▸ **SHORT EXERCISE**: The data below needs to be returned exactly, line for line.

==== INPUT FOR THIS TASK

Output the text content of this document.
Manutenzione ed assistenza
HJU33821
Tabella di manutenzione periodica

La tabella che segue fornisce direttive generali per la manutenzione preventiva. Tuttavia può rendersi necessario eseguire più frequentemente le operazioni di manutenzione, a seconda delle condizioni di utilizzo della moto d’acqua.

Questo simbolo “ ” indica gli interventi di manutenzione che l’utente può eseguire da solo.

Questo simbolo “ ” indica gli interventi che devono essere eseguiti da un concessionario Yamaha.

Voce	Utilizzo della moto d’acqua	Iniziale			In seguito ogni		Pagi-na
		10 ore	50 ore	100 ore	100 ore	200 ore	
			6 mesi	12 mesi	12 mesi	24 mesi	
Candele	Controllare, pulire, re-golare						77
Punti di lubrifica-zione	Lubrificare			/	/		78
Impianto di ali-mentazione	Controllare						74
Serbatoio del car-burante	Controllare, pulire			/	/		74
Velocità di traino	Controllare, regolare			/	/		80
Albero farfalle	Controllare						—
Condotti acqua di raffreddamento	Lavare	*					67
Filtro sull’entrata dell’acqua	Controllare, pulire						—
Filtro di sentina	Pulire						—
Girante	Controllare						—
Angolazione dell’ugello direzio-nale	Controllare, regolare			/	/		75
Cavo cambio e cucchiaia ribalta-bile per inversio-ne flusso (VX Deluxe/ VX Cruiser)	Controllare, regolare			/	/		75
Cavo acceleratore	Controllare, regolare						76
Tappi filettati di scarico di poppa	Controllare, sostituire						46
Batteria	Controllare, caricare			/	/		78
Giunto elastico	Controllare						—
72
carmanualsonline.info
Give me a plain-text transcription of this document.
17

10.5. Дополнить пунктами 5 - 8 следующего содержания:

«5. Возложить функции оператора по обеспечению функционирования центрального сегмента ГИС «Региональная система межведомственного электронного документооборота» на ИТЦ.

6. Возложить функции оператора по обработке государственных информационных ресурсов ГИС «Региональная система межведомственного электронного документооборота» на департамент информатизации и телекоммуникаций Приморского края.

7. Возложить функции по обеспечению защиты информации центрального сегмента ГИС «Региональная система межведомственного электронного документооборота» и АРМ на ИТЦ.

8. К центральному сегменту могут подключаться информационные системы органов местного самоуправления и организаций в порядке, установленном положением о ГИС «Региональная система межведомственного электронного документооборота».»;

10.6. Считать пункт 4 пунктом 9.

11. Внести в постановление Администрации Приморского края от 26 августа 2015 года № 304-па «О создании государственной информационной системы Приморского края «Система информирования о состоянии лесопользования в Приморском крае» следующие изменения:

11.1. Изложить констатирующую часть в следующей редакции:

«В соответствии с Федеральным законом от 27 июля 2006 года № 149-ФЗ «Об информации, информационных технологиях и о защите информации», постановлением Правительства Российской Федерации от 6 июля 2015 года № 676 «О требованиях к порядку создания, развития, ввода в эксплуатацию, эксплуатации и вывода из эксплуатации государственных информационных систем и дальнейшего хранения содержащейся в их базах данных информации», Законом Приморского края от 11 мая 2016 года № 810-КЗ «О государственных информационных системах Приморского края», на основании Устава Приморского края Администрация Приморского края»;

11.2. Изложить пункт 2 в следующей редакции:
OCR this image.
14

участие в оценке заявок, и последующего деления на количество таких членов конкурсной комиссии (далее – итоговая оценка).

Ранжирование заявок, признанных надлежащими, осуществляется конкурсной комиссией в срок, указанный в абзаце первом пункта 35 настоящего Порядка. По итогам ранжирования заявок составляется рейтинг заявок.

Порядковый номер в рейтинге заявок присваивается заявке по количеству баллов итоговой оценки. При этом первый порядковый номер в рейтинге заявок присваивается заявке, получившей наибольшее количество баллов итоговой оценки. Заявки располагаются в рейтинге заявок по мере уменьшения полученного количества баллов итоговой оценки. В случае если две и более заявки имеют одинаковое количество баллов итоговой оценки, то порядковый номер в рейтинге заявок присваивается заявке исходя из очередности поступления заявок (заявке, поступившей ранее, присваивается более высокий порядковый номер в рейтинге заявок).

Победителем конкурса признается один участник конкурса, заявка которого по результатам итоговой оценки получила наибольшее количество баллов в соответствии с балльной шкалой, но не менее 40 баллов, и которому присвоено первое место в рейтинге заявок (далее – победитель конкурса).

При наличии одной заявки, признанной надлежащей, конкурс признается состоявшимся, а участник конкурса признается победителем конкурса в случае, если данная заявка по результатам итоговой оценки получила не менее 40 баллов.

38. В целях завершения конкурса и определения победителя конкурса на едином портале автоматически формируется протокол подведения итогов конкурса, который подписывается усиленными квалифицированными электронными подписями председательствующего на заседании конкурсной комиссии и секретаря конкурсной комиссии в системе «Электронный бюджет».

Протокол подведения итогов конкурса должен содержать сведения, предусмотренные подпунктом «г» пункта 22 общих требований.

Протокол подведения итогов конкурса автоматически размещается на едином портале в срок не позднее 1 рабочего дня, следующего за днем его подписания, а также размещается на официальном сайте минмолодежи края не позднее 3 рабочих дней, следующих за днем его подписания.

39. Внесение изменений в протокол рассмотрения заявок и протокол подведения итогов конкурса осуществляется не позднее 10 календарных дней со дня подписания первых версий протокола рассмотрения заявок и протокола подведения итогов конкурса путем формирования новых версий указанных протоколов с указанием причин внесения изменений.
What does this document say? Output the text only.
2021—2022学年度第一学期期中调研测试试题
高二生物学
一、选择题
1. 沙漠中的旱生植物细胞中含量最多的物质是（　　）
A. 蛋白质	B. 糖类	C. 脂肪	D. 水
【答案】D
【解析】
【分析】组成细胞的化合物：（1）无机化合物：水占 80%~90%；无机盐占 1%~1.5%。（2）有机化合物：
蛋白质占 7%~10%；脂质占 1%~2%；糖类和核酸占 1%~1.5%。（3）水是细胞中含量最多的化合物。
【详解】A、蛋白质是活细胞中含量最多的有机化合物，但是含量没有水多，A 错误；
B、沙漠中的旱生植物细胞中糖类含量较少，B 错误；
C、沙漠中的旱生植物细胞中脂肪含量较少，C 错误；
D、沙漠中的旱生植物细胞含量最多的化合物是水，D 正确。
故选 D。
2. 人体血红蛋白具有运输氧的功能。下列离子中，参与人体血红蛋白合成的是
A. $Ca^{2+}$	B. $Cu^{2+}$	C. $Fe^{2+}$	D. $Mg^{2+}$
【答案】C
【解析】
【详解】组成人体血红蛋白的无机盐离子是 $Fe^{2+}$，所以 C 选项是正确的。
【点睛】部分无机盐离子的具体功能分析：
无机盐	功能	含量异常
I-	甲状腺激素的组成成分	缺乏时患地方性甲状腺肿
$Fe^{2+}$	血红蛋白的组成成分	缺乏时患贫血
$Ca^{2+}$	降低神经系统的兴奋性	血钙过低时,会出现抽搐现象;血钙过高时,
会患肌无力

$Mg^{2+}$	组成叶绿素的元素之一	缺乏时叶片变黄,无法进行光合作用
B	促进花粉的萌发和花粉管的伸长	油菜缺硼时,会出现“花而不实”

========

▸ **REPLY TO THE TASK**:
Output the text content of this document.
Manutenzione ed assistenza
HJU33821
Tabella di manutenzione periodica

La tabella che segue fornisce direttive generali per la manutenzione preventiva. Tuttavia può rendersi necessario eseguire più frequentemente le operazioni di manutenzione, a seconda delle condizioni di utilizzo della moto d’acqua.

Questo simbolo “ ” indica gli interventi di manutenzione che l’utente può eseguire da solo.

Questo simbolo “ ” indica gli interventi che devono essere eseguiti da un concessionario Yamaha.

Voce	Utilizzo della moto d’acqua	Iniziale			In seguito ogni		Pagi-na
		10 ore	50 ore	100 ore	100 ore	200 ore	
			6 mesi	12 mesi	12 mesi	24 mesi	
Candele	Controllare, pulire, re-golare						77
Punti di lubrifica-zione	Lubrificare			/	/		78
Impianto di ali-mentazione	Controllare						74
Serbatoio del car-burante	Controllare, pulire			/	/		74
Velocità di traino	Controllare, regolare			/	/		80
Albero farfalle	Controllare						—
Condotti acqua di raffreddamento	Lavare	*					67
Filtro sull’entrata dell’acqua	Controllare, pulire						—
Filtro di sentina	Pulire						—
Girante	Controllare						—
Angolazione dell’ugello direzio-nale	Controllare, regolare			/	/		75
Cavo cambio e cucchiaia ribalta-bile per inversio-ne flusso (VX Deluxe/ VX Cruiser)	Controllare, regolare			/	/		75
Cavo acceleratore	Controllare, regolare						76
Tappi filettati di scarico di poppa	Controllare, sostituire						46
Batteria	Controllare, caricare			/	/		78
Giunto elastico	Controllare						—
72
carmanualsonline.info
Give me a plain-text transcription of this document.
17

10.5. Дополнить пунктами 5 - 8 следующего содержания:

«5. Возложить функции оператора по обеспечению функционирования центрального сегмента ГИС «Региональная система межведомственного электронного документооборота» на ИТЦ.

6. Возложить функции оператора по обработке государственных информационных ресурсов ГИС «Региональная система межведомственного электронного документооборота» на департамент информатизации и телекоммуникаций Приморского края.

7. Возложить функции по обеспечению защиты информации центрального сегмента ГИС «Региональная система межведомственного электронного документооборота» и АРМ на ИТЦ.

8. К центральному сегменту могут подключаться информационные системы органов местного самоуправления и организаций в порядке, установленном положением о ГИС «Региональная система межведомственного электронного документооборота».»;

10.6. Считать пункт 4 пунктом 9.

11. Внести в постановление Администрации Приморского края от 26 августа 2015 года № 304-па «О создании государственной информационной системы Приморского края «Система информирования о состоянии лесопользования в Приморском крае» следующие изменения:

11.1. Изложить констатирующую часть в следующей редакции:

«В соответствии с Федеральным законом от 27 июля 2006 года № 149-ФЗ «Об информации, информационных технологиях и о защите информации», постановлением Правительства Российской Федерации от 6 июля 2015 года № 676 «О требованиях к порядку создания, развития, ввода в эксплуатацию, эксплуатации и вывода из эксплуатации государственных информационных систем и дальнейшего хранения содержащейся в их базах данных информации», Законом Приморского края от 11 мая 2016 года № 810-КЗ «О государственных информационных системах Приморского края», на основании Устава Приморского края Администрация Приморского края»;

11.2. Изложить пункт 2 в следующей редакции:
OCR this image.
14

участие в оценке заявок, и последующего деления на количество таких членов конкурсной комиссии (далее – итоговая оценка).

Ранжирование заявок, признанных надлежащими, осуществляется конкурсной комиссией в срок, указанный в абзаце первом пункта 35 настоящего Порядка. По итогам ранжирования заявок составляется рейтинг заявок.

Порядковый номер в рейтинге заявок присваивается заявке по количеству баллов итоговой оценки. При этом первый порядковый номер в рейтинге заявок присваивается заявке, получившей наибольшее количество баллов итоговой оценки. Заявки располагаются в рейтинге заявок по мере уменьшения полученного количества баллов итоговой оценки. В случае если две и более заявки имеют одинаковое количество баллов итоговой оценки, то порядковый номер в рейтинге заявок присваивается заявке исходя из очередности поступления заявок (заявке, поступившей ранее, присваивается более высокий порядковый номер в рейтинге заявок).

Победителем конкурса признается один участник конкурса, заявка которого по результатам итоговой оценки получила наибольшее количество баллов в соответствии с балльной шкалой, но не менее 40 баллов, и которому присвоено первое место в рейтинге заявок (далее – победитель конкурса).

При наличии одной заявки, признанной надлежащей, конкурс признается состоявшимся, а участник конкурса признается победителем конкурса в случае, если данная заявка по результатам итоговой оценки получила не менее 40 баллов.

38. В целях завершения конкурса и определения победителя конкурса на едином портале автоматически формируется протокол подведения итогов конкурса, который подписывается усиленными квалифицированными электронными подписями председательствующего на заседании конкурсной комиссии и секретаря конкурсной комиссии в системе «Электронный бюджет».

Протокол подведения итогов конкурса должен содержать сведения, предусмотренные подпунктом «г» пункта 22 общих требований.

Протокол подведения итогов конкурса автоматически размещается на едином портале в срок не позднее 1 рабочего дня, следующего за днем его подписания, а также размещается на официальном сайте минмолодежи края не позднее 3 рабочих дней, следующих за днем его подписания.

39. Внесение изменений в протокол рассмотрения заявок и протокол подведения итогов конкурса осуществляется не позднее 10 календарных дней со дня подписания первых версий протокола рассмотрения заявок и протокола подведения итогов конкурса путем формирования новых версий указанных протоколов с указанием причин внесения изменений.
What does this document say? Output the text only.
2021—2022学年度第一学期期中调研测试试题
高二生物学
一、选择题
1. 沙漠中的旱生植物细胞中含量最多的物质是（　　）
A. 蛋白质	B. 糖类	C. 脂肪	D. 水
【答案】D
【解析】
【分析】组成细胞的化合物：（1）无机化合物：水占 80%~90%；无机盐占 1%~1.5%。（2）有机化合物：
蛋白质占 7%~10%；脂质占 1%~2%；糖类和核酸占 1%~1.5%。（3）水是细胞中含量最多的化合物。
【详解】A、蛋白质是活细胞中含量最多的有机化合物，但是含量没有水多，A 错误；
B、沙漠中的旱生植物细胞中糖类含量较少，B 错误；
C、沙漠中的旱生植物细胞中脂肪含量较少，C 错误；
D、沙漠中的旱生植物细胞含量最多的化合物是水，D 正确。
故选 D。
2. 人体血红蛋白具有运输氧的功能。下列离子中，参与人体血红蛋白合成的是
A. $Ca^{2+}$	B. $Cu^{2+}$	C. $Fe^{2+}$	D. $Mg^{2+}$
【答案】C
【解析】
【详解】组成人体血红蛋白的无机盐离子是 $Fe^{2+}$，所以 C 选项是正确的。
【点睛】部分无机盐离子的具体功能分析：
无机盐	功能	含量异常
I-	甲状腺激素的组成成分	缺乏时患地方性甲状腺肿
$Fe^{2+}$	血红蛋白的组成成分	缺乏时患贫血
$Ca^{2+}$	降低神经系统的兴奋性	血钙过低时,会出现抽搐现象;血钙过高时,
会患肌无力

$Mg^{2+}$	组成叶绿素的元素之一	缺乏时叶片变黄,无法进行光合作用
B	促进花粉的萌发和花粉管的伸长	油菜缺硼时,会出现“花而不实”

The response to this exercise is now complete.